ENTRIES SUPPLIED:
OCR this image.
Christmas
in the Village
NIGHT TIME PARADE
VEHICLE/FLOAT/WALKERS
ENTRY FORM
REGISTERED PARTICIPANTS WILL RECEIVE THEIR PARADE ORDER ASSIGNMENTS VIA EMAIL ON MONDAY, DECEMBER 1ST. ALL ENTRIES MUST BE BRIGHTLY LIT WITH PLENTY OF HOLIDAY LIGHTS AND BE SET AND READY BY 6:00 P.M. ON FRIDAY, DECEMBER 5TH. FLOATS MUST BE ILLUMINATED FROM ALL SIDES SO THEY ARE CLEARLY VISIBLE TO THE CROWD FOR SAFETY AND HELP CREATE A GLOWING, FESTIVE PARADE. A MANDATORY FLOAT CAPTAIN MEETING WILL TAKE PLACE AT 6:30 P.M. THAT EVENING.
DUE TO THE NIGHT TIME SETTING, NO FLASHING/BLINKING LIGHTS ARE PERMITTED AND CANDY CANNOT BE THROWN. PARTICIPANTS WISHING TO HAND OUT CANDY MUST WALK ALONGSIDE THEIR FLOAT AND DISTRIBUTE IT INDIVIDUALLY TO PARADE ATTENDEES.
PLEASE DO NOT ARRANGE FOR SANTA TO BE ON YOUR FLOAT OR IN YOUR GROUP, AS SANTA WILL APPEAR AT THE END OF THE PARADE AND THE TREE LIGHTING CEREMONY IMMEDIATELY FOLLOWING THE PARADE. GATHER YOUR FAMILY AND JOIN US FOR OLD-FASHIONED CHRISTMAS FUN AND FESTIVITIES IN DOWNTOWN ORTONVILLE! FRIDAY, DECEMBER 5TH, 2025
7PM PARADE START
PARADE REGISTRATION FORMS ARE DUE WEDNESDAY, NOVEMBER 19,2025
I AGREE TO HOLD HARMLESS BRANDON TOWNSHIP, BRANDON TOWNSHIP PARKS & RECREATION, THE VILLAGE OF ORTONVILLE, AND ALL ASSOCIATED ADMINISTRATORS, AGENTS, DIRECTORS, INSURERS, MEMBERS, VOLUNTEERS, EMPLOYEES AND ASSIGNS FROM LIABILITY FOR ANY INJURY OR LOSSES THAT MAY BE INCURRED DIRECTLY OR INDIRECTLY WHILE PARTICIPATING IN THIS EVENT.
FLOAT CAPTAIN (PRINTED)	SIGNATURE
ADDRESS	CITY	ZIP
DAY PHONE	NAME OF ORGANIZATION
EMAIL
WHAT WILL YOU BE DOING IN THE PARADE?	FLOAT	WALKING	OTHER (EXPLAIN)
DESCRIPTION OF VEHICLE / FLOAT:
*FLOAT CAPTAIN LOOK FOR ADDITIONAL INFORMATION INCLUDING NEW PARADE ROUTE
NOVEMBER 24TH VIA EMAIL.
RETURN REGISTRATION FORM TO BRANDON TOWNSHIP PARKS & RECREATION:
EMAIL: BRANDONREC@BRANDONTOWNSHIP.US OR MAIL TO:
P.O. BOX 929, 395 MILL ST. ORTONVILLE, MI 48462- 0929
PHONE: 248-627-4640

WHAT NEEDS TO BE DONE:
Pull out each line holding the string "PHONE".

RESULT OF THE EXERCISE:
DAY PHONE	NAME OF ORGANIZATION
PHONE: 248-627-4640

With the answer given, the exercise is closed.